§ **Task**
Search the listing below for the word "texts" and copy each line that holds it.

Stored data

— Begin —

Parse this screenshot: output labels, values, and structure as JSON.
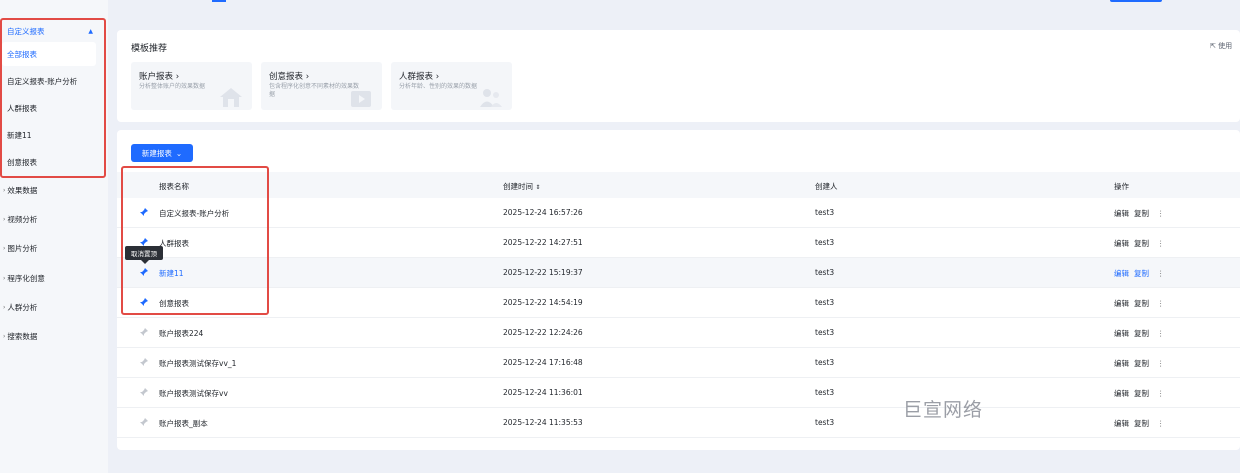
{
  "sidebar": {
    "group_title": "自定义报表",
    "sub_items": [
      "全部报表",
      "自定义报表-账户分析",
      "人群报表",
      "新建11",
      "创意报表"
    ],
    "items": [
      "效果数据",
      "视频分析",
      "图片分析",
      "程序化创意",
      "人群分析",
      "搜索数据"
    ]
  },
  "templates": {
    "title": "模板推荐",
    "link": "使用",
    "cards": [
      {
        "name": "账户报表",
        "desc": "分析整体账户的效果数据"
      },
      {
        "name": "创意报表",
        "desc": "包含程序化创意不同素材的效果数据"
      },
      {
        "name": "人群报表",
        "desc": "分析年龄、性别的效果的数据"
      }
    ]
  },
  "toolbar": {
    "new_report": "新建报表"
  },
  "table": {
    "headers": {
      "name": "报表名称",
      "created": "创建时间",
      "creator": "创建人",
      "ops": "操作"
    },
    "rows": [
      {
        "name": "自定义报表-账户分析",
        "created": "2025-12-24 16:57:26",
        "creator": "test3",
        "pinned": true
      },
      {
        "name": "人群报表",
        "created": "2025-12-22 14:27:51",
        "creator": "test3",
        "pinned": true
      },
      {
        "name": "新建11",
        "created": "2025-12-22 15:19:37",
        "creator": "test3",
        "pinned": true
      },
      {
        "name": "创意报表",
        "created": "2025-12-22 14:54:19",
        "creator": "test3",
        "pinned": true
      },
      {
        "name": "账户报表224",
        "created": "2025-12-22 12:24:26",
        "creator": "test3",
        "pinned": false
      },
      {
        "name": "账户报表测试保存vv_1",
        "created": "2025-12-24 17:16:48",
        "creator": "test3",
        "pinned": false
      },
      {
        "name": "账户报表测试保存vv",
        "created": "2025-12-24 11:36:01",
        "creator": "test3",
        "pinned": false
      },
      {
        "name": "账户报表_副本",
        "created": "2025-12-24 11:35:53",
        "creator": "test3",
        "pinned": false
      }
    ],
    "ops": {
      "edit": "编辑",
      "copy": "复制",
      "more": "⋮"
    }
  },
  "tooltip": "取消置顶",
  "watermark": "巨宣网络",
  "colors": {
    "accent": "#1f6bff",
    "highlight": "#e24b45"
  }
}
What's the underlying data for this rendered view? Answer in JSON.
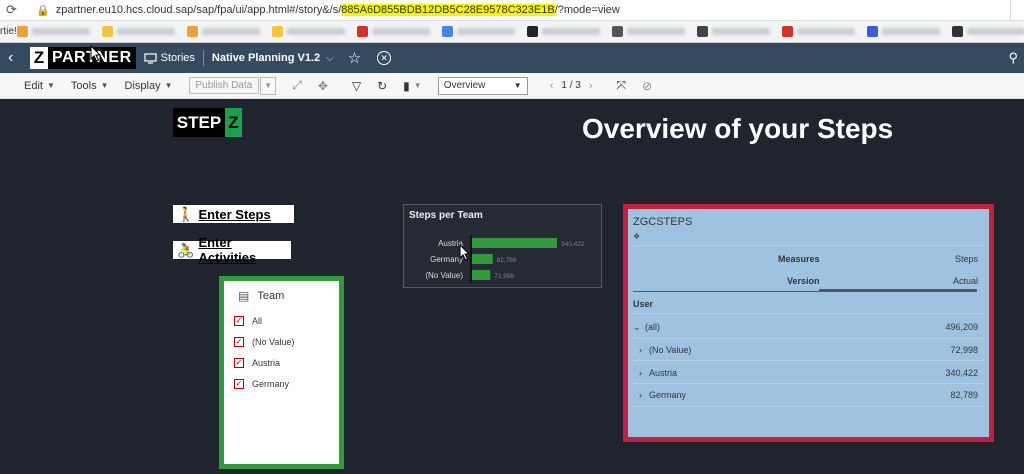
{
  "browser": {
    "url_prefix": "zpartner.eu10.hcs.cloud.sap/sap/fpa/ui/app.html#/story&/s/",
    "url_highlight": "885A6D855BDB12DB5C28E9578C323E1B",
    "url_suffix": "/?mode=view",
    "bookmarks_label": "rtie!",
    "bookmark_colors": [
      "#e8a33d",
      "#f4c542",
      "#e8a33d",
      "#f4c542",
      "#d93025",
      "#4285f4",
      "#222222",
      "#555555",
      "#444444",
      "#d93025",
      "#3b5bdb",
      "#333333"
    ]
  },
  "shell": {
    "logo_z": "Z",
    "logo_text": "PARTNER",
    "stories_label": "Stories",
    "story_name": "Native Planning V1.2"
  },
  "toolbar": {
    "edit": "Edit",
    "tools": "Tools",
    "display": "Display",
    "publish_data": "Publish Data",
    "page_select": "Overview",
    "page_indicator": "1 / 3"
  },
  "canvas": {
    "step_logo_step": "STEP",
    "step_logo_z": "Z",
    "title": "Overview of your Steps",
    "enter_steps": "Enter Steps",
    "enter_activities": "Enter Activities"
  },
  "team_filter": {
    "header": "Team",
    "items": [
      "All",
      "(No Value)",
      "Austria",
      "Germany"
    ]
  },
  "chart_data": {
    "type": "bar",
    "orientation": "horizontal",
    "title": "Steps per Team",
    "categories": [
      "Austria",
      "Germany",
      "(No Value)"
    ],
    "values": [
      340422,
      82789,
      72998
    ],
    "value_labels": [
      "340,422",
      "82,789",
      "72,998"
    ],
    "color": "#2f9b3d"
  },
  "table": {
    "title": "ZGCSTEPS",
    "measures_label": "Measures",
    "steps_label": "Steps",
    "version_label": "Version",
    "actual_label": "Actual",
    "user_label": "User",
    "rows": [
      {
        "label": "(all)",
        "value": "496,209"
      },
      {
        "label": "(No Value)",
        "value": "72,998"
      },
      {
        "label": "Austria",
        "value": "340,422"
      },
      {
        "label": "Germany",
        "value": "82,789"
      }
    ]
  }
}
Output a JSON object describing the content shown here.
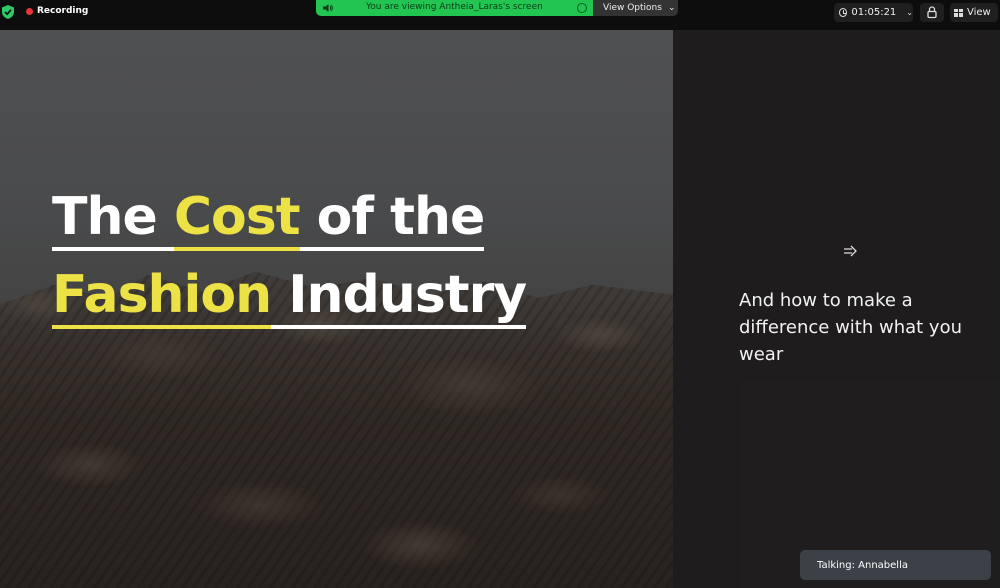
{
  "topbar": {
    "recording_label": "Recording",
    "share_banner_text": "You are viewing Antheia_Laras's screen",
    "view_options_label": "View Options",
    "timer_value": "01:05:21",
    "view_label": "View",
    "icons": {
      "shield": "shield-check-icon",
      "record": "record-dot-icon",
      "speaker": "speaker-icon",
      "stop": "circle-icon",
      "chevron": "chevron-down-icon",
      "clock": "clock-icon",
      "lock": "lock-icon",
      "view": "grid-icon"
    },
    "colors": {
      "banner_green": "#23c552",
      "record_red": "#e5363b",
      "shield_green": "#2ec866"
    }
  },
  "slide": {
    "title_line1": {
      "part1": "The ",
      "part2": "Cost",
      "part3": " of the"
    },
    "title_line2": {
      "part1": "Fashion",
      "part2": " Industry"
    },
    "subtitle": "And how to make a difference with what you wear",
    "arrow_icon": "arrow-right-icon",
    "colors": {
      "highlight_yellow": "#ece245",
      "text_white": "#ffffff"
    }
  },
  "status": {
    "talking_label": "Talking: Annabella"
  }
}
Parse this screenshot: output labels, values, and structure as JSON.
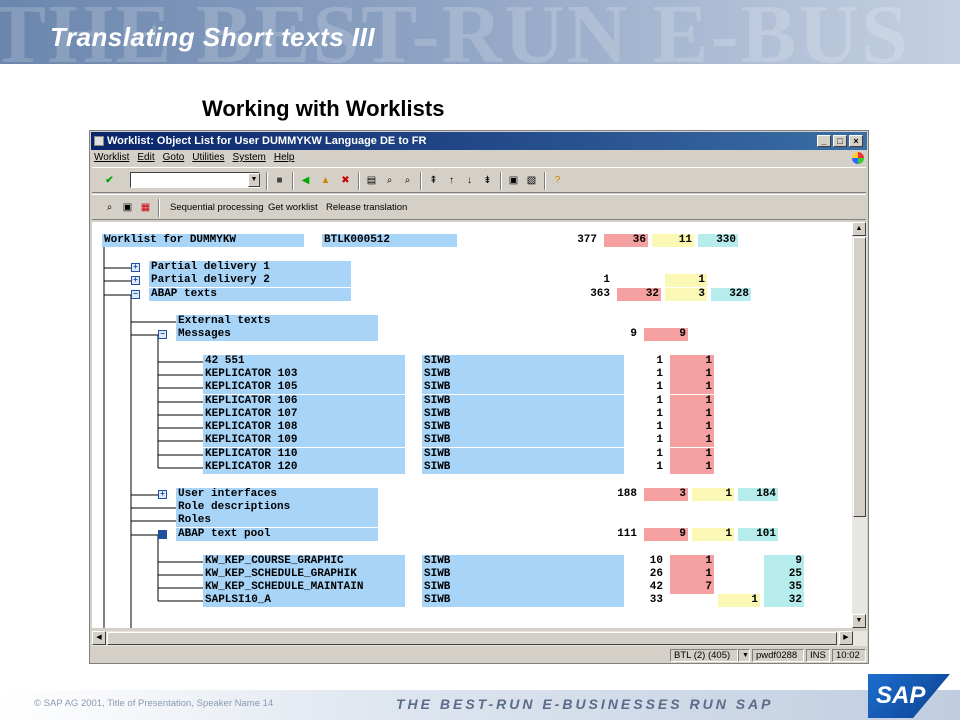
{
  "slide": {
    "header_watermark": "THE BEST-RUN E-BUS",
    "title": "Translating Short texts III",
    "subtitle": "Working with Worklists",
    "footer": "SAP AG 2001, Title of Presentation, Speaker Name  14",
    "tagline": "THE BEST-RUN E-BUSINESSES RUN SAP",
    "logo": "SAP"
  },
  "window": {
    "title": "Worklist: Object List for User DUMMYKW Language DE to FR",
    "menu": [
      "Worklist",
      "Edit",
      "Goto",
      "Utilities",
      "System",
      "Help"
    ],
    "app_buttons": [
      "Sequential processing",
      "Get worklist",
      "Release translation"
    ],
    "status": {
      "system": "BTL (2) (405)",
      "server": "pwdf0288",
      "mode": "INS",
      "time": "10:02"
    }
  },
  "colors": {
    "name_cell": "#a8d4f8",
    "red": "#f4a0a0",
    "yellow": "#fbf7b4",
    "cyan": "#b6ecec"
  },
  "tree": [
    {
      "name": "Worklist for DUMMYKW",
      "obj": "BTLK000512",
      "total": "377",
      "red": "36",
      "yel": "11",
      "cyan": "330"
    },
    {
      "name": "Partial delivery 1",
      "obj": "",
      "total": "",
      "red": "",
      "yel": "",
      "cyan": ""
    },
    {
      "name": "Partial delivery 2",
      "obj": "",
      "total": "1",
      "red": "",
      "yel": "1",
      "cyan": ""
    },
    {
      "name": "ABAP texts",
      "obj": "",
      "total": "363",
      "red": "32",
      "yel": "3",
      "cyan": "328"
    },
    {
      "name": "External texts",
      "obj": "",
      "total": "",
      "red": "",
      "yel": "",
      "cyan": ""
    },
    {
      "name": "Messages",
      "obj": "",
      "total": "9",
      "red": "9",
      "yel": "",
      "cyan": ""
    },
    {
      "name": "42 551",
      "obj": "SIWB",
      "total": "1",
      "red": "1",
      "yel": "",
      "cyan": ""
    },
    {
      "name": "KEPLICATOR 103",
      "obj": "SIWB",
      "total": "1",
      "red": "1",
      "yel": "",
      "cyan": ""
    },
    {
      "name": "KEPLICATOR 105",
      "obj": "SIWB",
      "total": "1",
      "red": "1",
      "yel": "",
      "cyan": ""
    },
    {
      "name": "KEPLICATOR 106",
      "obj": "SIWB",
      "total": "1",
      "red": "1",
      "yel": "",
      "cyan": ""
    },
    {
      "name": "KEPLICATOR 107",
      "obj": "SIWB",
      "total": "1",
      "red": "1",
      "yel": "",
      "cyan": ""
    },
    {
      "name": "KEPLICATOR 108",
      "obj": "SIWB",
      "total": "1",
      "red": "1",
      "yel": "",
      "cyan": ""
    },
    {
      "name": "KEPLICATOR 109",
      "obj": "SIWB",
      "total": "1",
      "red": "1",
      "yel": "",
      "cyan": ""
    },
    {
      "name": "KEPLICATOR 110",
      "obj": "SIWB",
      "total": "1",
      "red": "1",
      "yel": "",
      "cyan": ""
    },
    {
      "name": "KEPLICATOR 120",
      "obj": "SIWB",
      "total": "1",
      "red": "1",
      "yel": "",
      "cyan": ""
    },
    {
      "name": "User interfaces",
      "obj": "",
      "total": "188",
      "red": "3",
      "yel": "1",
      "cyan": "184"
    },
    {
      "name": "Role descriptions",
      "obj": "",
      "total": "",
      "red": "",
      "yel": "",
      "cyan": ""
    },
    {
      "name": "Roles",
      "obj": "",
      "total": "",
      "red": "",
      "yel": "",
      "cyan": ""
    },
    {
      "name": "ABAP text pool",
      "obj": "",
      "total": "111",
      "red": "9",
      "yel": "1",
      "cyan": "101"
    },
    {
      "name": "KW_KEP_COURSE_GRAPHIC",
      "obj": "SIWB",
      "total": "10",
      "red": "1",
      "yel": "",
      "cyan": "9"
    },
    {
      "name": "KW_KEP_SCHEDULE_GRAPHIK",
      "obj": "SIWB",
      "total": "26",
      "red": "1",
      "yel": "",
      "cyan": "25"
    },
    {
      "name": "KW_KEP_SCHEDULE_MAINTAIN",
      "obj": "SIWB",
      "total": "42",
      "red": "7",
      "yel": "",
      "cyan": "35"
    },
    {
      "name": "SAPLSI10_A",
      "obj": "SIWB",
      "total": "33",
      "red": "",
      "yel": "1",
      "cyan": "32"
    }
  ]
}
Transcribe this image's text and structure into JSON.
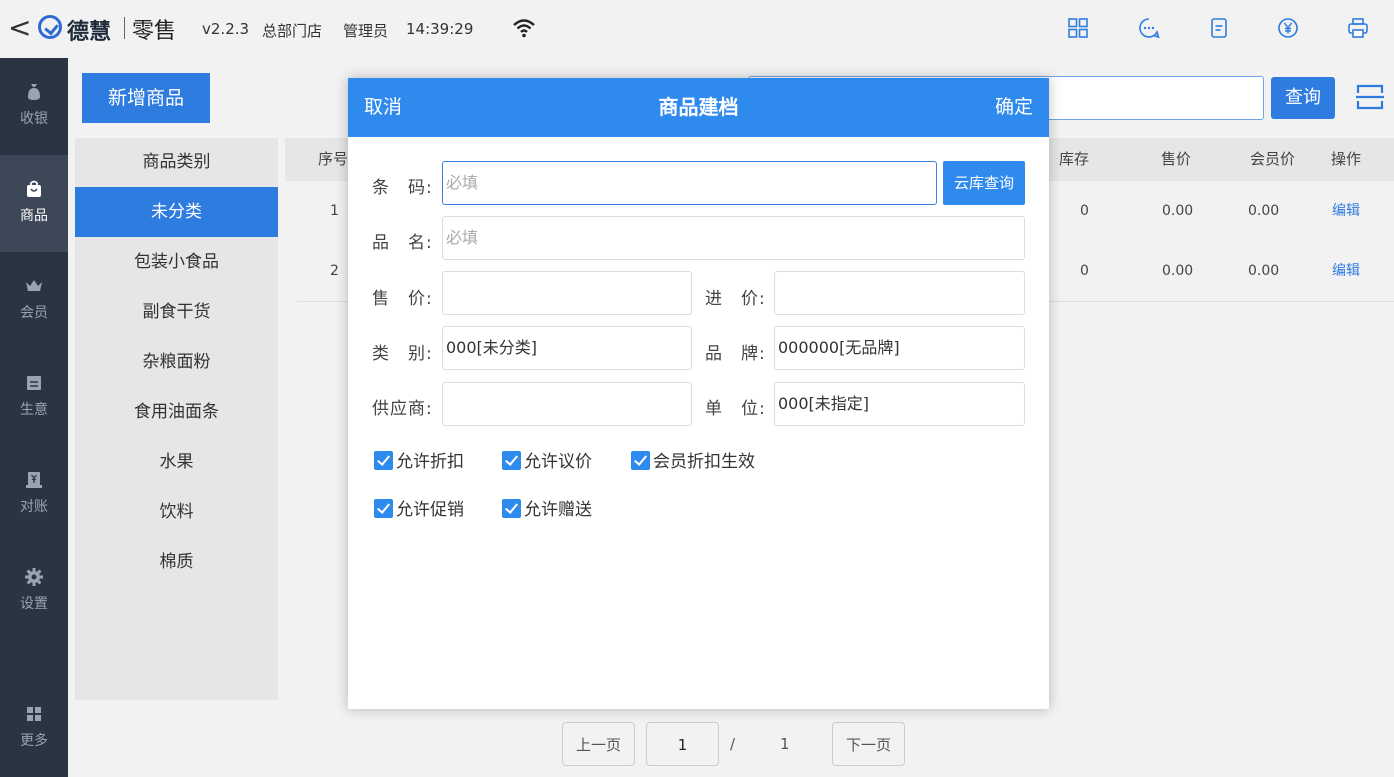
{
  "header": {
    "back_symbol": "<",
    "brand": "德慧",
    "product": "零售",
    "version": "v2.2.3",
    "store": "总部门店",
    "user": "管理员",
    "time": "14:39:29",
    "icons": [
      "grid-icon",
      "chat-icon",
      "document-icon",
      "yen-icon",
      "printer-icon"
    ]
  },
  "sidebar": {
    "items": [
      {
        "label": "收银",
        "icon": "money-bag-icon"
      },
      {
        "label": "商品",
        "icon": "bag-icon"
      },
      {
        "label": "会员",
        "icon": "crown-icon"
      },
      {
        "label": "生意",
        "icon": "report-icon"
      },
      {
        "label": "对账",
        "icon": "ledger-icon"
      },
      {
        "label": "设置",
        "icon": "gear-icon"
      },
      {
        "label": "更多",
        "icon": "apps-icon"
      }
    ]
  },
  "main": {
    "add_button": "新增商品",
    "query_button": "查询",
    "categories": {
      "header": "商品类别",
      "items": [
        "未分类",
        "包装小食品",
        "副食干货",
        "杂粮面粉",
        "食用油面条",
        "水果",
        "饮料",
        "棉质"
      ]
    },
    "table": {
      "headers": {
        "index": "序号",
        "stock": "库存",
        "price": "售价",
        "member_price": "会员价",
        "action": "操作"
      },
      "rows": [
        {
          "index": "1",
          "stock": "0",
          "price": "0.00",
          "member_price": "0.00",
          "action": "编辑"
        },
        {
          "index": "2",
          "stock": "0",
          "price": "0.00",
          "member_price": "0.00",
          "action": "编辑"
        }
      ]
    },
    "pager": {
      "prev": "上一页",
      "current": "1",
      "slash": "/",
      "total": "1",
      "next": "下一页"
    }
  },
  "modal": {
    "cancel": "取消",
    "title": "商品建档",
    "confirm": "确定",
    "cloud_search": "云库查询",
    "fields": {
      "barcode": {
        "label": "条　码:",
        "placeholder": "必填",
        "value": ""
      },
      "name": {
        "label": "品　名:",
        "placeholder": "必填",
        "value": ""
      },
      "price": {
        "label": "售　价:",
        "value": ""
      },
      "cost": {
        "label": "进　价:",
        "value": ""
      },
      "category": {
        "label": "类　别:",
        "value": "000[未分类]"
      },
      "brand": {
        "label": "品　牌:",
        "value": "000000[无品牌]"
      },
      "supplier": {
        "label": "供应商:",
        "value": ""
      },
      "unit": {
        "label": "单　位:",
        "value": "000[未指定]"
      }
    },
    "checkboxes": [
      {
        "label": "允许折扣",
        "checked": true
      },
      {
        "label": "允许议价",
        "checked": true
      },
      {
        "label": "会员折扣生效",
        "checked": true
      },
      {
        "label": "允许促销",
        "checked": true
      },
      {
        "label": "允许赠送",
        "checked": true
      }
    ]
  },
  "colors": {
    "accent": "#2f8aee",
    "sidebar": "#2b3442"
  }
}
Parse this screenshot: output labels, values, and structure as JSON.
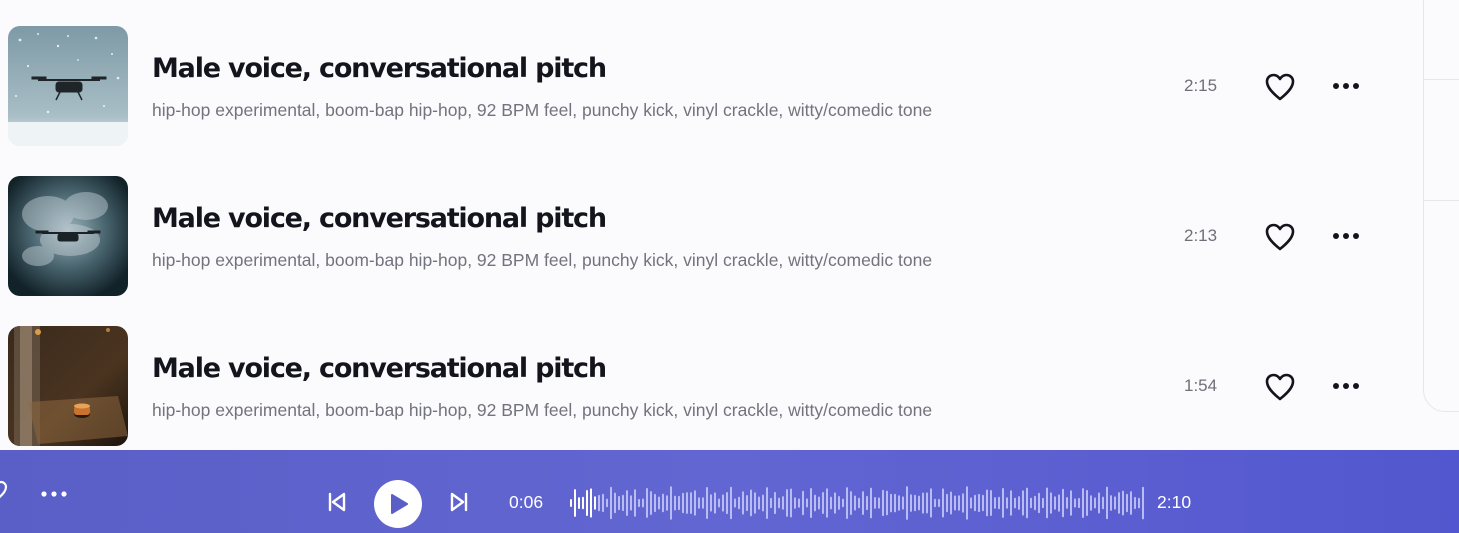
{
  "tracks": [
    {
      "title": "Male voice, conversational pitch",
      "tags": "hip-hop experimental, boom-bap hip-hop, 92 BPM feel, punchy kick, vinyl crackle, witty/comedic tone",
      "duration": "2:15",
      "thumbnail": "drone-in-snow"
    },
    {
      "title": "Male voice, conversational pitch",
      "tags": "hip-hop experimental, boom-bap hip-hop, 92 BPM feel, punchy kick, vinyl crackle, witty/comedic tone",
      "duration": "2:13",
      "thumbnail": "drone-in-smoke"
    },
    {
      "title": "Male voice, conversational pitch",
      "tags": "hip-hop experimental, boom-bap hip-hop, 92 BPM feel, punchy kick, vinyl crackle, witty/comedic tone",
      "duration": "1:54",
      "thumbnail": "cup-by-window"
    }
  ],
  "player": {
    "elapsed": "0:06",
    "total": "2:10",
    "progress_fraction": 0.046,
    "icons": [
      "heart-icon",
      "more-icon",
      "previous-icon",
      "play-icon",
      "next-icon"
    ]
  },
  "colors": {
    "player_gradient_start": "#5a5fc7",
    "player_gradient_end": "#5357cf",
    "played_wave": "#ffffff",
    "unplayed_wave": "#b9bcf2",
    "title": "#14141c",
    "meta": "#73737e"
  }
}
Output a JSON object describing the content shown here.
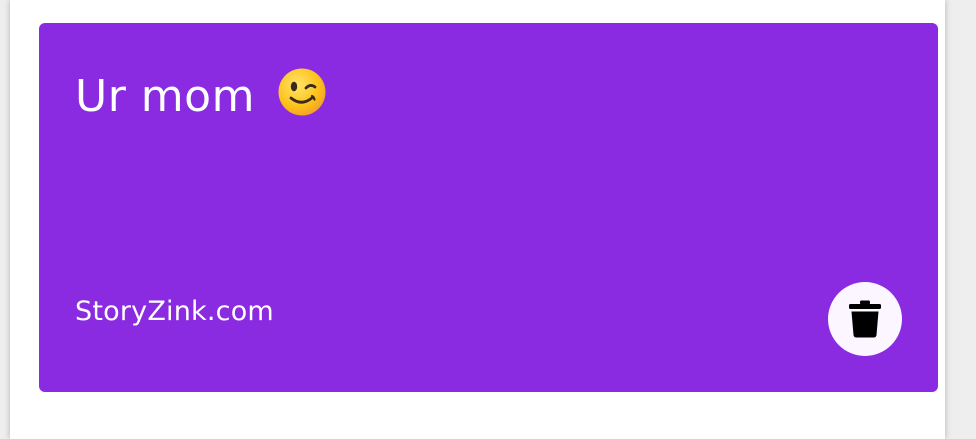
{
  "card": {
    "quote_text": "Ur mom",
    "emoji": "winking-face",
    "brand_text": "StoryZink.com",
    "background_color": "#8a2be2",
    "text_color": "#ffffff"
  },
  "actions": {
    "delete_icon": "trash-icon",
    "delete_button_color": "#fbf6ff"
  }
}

— End —

§ **The reply**
    "title": "Translating Short texts III",
      "name": "ABAP texts",
      "name": "External texts",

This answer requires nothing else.